Given records:
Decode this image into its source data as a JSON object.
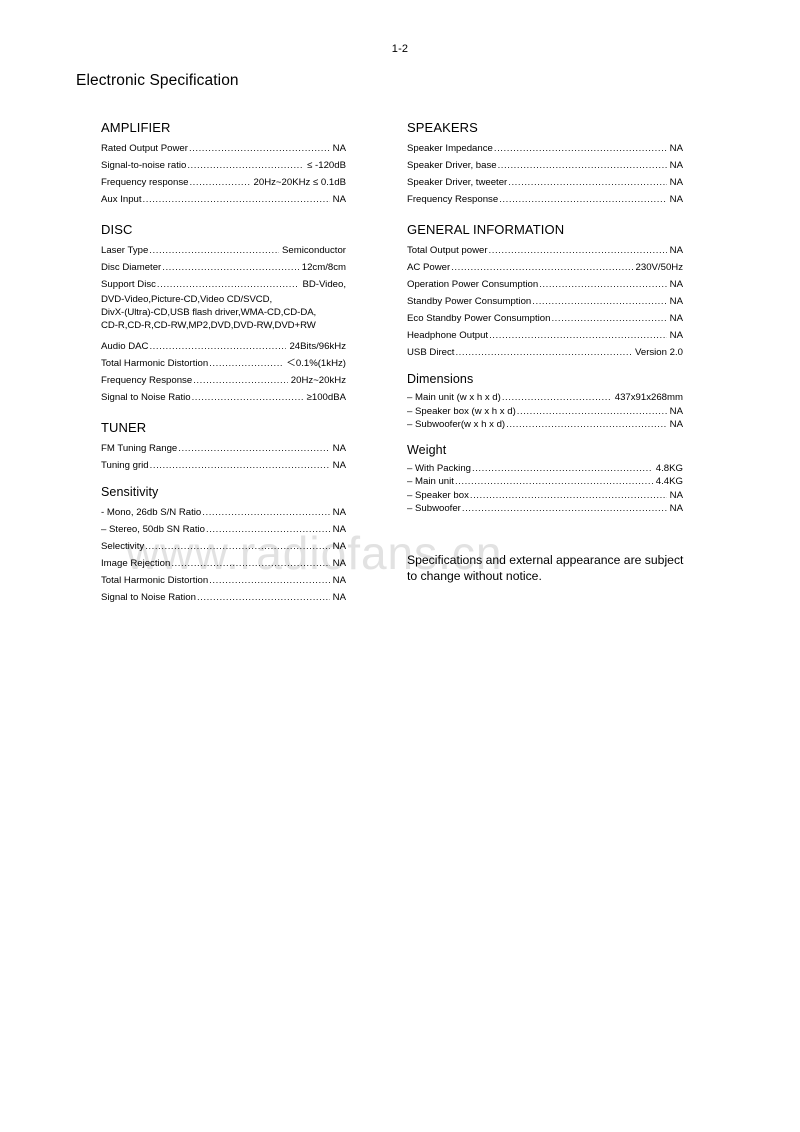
{
  "header": {
    "page_number": "1-2",
    "title": "Electronic Specification"
  },
  "watermark": "www.radiofans.cn",
  "left_column": {
    "amplifier": {
      "heading": "AMPLIFIER",
      "rows": [
        {
          "label": "Rated Output Power",
          "value": "NA"
        },
        {
          "label": "Signal-to-noise ratio",
          "value": "≤ -120dB"
        },
        {
          "label": "Frequency response",
          "value": "20Hz~20KHz  ≤ 0.1dB"
        },
        {
          "label": "Aux Input",
          "value": "NA"
        }
      ]
    },
    "disc": {
      "heading": "DISC",
      "rows": [
        {
          "label": "Laser Type",
          "value": "Semiconductor"
        },
        {
          "label": "Disc Diameter",
          "value": "12cm/8cm"
        },
        {
          "label": "Support Disc",
          "value": "BD-Video,"
        }
      ],
      "support_disc_continuation": [
        "DVD-Video,Picture-CD,Video CD/SVCD,",
        "DivX-(Ultra)-CD,USB flash driver,WMA-CD,CD-DA,",
        "CD-R,CD-R,CD-RW,MP2,DVD,DVD-RW,DVD+RW"
      ],
      "rows2": [
        {
          "label": "Audio DAC",
          "value": "24Bits/96kHz"
        },
        {
          "label": "Total Harmonic Distortion",
          "value": "＜0.1%(1kHz)"
        },
        {
          "label": "Frequency Response",
          "value": "20Hz~20kHz"
        },
        {
          "label": "Signal to Noise Ratio",
          "value": "≥100dBA"
        }
      ]
    },
    "tuner": {
      "heading": "TUNER",
      "rows": [
        {
          "label": "FM Tuning Range",
          "value": "NA"
        },
        {
          "label": "Tuning grid",
          "value": "NA"
        }
      ]
    },
    "sensitivity": {
      "heading": "Sensitivity",
      "rows": [
        {
          "label": "- Mono, 26db S/N Ratio",
          "value": "NA"
        },
        {
          "label": "– Stereo, 50db SN Ratio",
          "value": "NA"
        },
        {
          "label": "Selectivity",
          "value": "NA"
        },
        {
          "label": "Image Rejection",
          "value": "NA"
        },
        {
          "label": "Total Harmonic Distortion",
          "value": "NA"
        },
        {
          "label": "Signal to Noise Ration",
          "value": "NA"
        }
      ]
    }
  },
  "right_column": {
    "speakers": {
      "heading": "SPEAKERS",
      "rows": [
        {
          "label": "Speaker Impedance",
          "value": "NA"
        },
        {
          "label": "Speaker Driver, base",
          "value": "NA"
        },
        {
          "label": "Speaker Driver, tweeter",
          "value": "NA"
        },
        {
          "label": "Frequency Response",
          "value": "NA"
        }
      ]
    },
    "general_information": {
      "heading": "GENERAL INFORMATION",
      "rows": [
        {
          "label": "Total Output power",
          "value": "NA"
        },
        {
          "label": "AC Power",
          "value": "230V/50Hz"
        },
        {
          "label": "Operation Power Consumption",
          "value": "NA"
        },
        {
          "label": "Standby Power Consumption",
          "value": "NA"
        },
        {
          "label": "Eco Standby Power Consumption",
          "value": "NA"
        },
        {
          "label": "Headphone Output",
          "value": "NA"
        },
        {
          "label": "USB Direct",
          "value": "Version 2.0"
        }
      ]
    },
    "dimensions": {
      "heading": "Dimensions",
      "rows": [
        {
          "label": "– Main unit (w x h x d)",
          "value": "437x91x268mm"
        },
        {
          "label": "– Speaker box (w x h x d)",
          "value": "NA"
        },
        {
          "label": "– Subwoofer(w x h x d)",
          "value": "NA"
        }
      ]
    },
    "weight": {
      "heading": "Weight",
      "rows": [
        {
          "label": "– With Packing",
          "value": "4.8KG"
        },
        {
          "label": "– Main unit",
          "value": "4.4KG"
        },
        {
          "label": "– Speaker box",
          "value": "NA"
        },
        {
          "label": "– Subwoofer",
          "value": "NA"
        }
      ]
    },
    "note": "Specifications and external appearance are subject to change without notice."
  }
}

Request:
Transcribe the records above exactly as they appear, leaving out any pictures.

Correct response:
Decode this image into its source data as a JSON object.
{
  "header": {
    "page_number": "1-2",
    "title": "Electronic Specification"
  },
  "watermark": "www.radiofans.cn",
  "left_column": {
    "amplifier": {
      "heading": "AMPLIFIER",
      "rows": [
        {
          "label": "Rated Output Power",
          "value": "NA"
        },
        {
          "label": "Signal-to-noise ratio",
          "value": "≤ -120dB"
        },
        {
          "label": "Frequency response",
          "value": "20Hz~20KHz  ≤ 0.1dB"
        },
        {
          "label": "Aux Input",
          "value": "NA"
        }
      ]
    },
    "disc": {
      "heading": "DISC",
      "rows": [
        {
          "label": "Laser Type",
          "value": "Semiconductor"
        },
        {
          "label": "Disc Diameter",
          "value": "12cm/8cm"
        },
        {
          "label": "Support Disc",
          "value": "BD-Video,"
        }
      ],
      "support_disc_continuation": [
        "DVD-Video,Picture-CD,Video CD/SVCD,",
        "DivX-(Ultra)-CD,USB flash driver,WMA-CD,CD-DA,",
        "CD-R,CD-R,CD-RW,MP2,DVD,DVD-RW,DVD+RW"
      ],
      "rows2": [
        {
          "label": "Audio DAC",
          "value": "24Bits/96kHz"
        },
        {
          "label": "Total Harmonic Distortion",
          "value": "＜0.1%(1kHz)"
        },
        {
          "label": "Frequency Response",
          "value": "20Hz~20kHz"
        },
        {
          "label": "Signal to Noise Ratio",
          "value": "≥100dBA"
        }
      ]
    },
    "tuner": {
      "heading": "TUNER",
      "rows": [
        {
          "label": "FM Tuning Range",
          "value": "NA"
        },
        {
          "label": "Tuning grid",
          "value": "NA"
        }
      ]
    },
    "sensitivity": {
      "heading": "Sensitivity",
      "rows": [
        {
          "label": "- Mono, 26db S/N Ratio",
          "value": "NA"
        },
        {
          "label": "– Stereo, 50db SN Ratio",
          "value": "NA"
        },
        {
          "label": "Selectivity",
          "value": "NA"
        },
        {
          "label": "Image Rejection",
          "value": "NA"
        },
        {
          "label": "Total Harmonic Distortion",
          "value": "NA"
        },
        {
          "label": "Signal to Noise Ration",
          "value": "NA"
        }
      ]
    }
  },
  "right_column": {
    "speakers": {
      "heading": "SPEAKERS",
      "rows": [
        {
          "label": "Speaker Impedance",
          "value": "NA"
        },
        {
          "label": "Speaker Driver, base",
          "value": "NA"
        },
        {
          "label": "Speaker Driver, tweeter",
          "value": "NA"
        },
        {
          "label": "Frequency Response",
          "value": "NA"
        }
      ]
    },
    "general_information": {
      "heading": "GENERAL INFORMATION",
      "rows": [
        {
          "label": "Total Output power",
          "value": "NA"
        },
        {
          "label": "AC Power",
          "value": "230V/50Hz"
        },
        {
          "label": "Operation Power Consumption",
          "value": "NA"
        },
        {
          "label": "Standby Power Consumption",
          "value": "NA"
        },
        {
          "label": "Eco Standby Power Consumption",
          "value": "NA"
        },
        {
          "label": "Headphone Output",
          "value": "NA"
        },
        {
          "label": "USB Direct",
          "value": "Version 2.0"
        }
      ]
    },
    "dimensions": {
      "heading": "Dimensions",
      "rows": [
        {
          "label": "– Main unit (w x h x d)",
          "value": "437x91x268mm"
        },
        {
          "label": "– Speaker box (w x h x d)",
          "value": "NA"
        },
        {
          "label": "– Subwoofer(w x h x d)",
          "value": "NA"
        }
      ]
    },
    "weight": {
      "heading": "Weight",
      "rows": [
        {
          "label": "– With Packing",
          "value": "4.8KG"
        },
        {
          "label": "– Main unit",
          "value": "4.4KG"
        },
        {
          "label": "– Speaker box",
          "value": "NA"
        },
        {
          "label": "– Subwoofer",
          "value": "NA"
        }
      ]
    },
    "note": "Specifications and external appearance are subject to change without notice."
  }
}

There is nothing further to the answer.